Search the entries for the word "everforest" and pull out each line that has it.

— Start RECORDS FOR THE EXERCISE —

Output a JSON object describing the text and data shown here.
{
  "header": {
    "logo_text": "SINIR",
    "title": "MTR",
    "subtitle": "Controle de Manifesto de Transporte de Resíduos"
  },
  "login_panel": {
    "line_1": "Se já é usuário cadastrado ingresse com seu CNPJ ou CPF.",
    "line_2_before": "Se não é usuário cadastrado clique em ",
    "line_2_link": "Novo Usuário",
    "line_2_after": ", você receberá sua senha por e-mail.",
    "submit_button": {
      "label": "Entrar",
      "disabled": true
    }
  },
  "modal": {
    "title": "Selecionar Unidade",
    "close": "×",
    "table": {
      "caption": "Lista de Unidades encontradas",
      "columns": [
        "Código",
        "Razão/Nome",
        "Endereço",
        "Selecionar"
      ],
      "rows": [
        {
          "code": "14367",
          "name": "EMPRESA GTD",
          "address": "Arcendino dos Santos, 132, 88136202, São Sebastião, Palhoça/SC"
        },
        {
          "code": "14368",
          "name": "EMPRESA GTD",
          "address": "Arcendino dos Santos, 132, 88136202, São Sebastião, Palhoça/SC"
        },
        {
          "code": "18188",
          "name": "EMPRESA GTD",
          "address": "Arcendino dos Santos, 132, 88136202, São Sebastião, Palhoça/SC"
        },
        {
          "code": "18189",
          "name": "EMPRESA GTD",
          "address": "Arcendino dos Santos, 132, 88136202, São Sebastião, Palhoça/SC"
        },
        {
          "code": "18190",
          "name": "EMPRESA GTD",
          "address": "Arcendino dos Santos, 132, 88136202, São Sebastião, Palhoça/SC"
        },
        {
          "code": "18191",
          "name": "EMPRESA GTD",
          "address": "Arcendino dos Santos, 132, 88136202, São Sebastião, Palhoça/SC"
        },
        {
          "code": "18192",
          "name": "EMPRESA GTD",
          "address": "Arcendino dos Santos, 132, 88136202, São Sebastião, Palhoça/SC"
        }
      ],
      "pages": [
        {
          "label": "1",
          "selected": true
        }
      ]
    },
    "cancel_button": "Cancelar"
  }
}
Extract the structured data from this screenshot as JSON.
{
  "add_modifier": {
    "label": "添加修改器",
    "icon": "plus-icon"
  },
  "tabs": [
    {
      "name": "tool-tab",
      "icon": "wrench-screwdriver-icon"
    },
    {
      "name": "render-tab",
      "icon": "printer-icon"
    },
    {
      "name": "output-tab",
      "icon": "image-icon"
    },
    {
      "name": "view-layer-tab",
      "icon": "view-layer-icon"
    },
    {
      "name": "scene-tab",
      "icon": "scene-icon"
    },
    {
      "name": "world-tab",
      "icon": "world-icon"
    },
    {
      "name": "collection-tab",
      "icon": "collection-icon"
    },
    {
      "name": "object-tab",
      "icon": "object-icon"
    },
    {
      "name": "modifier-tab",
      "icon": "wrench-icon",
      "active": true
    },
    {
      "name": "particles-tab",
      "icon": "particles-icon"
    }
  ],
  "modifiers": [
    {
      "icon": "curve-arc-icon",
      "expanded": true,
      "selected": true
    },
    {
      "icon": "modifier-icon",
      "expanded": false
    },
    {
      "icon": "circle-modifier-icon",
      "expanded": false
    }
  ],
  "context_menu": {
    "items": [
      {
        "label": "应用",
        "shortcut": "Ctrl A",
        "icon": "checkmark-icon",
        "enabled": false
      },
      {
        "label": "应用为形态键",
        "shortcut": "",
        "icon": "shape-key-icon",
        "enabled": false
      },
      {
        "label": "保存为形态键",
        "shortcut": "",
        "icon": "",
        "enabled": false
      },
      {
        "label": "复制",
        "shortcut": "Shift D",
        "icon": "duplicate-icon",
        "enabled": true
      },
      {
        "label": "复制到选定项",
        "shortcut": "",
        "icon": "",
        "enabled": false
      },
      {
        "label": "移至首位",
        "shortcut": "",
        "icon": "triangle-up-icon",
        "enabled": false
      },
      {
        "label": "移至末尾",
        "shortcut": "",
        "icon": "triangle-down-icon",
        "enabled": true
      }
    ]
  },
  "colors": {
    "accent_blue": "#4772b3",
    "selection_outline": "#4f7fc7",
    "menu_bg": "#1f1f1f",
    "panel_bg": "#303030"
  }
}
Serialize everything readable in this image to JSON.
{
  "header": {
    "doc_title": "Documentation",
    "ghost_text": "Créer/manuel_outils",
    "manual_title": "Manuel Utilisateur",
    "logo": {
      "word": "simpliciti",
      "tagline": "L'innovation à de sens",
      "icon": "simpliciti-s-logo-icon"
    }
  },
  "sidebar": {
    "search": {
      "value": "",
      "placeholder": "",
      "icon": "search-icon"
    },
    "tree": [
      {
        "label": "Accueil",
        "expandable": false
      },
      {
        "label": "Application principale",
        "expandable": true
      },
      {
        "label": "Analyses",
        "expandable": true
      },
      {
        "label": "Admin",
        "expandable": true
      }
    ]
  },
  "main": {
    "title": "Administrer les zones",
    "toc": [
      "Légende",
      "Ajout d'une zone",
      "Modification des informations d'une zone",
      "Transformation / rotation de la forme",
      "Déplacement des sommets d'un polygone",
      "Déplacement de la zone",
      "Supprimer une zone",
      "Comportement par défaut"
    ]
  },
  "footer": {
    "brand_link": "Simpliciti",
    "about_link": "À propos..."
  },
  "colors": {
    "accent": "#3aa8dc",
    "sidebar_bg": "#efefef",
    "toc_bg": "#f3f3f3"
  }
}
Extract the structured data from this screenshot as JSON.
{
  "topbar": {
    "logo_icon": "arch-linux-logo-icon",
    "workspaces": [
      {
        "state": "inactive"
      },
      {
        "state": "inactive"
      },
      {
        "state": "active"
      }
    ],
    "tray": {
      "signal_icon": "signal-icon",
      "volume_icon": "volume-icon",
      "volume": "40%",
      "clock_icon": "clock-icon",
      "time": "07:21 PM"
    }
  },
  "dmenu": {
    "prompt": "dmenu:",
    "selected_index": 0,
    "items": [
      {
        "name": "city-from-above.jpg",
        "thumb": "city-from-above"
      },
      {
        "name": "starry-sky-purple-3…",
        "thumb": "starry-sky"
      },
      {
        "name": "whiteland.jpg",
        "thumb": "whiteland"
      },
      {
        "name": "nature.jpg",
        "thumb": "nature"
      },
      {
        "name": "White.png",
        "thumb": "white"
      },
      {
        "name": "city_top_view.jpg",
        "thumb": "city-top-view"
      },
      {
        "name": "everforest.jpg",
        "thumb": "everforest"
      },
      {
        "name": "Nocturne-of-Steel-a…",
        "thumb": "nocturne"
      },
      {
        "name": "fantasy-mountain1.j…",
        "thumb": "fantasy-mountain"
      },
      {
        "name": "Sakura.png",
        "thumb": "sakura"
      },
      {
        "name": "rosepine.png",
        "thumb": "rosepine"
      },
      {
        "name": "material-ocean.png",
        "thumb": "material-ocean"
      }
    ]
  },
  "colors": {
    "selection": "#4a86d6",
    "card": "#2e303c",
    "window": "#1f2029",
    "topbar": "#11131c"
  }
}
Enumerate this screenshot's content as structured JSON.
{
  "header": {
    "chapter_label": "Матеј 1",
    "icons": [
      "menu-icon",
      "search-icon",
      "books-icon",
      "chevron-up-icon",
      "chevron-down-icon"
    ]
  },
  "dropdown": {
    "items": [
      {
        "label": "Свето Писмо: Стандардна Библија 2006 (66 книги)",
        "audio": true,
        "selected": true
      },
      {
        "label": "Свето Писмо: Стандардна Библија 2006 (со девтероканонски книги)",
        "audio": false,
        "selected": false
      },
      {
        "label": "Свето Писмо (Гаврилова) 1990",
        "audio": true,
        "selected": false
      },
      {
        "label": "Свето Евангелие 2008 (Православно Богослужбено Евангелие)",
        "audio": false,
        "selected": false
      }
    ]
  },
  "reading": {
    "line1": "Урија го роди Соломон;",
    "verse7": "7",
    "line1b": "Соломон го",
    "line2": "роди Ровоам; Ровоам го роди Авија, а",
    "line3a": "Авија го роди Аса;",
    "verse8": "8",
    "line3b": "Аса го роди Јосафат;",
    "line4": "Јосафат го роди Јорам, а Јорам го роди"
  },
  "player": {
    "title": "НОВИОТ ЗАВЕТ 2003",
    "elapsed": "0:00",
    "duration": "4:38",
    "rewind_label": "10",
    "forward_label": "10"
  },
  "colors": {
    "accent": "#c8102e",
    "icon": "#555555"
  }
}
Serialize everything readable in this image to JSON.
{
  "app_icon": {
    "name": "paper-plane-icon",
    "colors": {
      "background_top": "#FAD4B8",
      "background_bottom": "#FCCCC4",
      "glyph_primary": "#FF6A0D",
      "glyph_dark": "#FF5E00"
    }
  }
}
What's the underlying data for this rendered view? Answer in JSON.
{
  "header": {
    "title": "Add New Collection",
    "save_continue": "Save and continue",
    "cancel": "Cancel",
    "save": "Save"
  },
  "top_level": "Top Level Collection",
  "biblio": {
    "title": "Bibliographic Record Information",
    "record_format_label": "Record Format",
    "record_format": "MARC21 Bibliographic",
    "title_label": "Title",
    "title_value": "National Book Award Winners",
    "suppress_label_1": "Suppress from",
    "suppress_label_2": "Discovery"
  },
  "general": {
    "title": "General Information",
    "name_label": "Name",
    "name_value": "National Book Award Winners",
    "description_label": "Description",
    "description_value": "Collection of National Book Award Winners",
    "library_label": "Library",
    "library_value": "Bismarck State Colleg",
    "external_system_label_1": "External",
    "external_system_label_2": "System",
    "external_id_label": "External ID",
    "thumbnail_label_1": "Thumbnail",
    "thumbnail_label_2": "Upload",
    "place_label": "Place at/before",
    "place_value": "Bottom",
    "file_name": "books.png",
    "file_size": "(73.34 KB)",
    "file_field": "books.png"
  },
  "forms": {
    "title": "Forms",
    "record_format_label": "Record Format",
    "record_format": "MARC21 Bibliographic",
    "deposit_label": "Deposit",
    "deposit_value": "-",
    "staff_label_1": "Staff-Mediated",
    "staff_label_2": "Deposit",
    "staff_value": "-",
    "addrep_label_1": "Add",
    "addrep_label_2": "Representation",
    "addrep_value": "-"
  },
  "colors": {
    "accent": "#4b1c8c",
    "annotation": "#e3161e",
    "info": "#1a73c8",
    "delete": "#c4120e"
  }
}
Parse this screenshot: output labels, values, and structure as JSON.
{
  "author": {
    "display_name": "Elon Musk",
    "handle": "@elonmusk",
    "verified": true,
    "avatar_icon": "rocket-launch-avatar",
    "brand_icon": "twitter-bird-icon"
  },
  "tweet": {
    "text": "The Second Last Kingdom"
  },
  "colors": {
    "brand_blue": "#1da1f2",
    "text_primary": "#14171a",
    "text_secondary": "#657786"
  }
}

— End RECORDS FOR THE EXERCISE —

ANSWER:
        "name": "everforest.jpg",
        "thumb": "everforest"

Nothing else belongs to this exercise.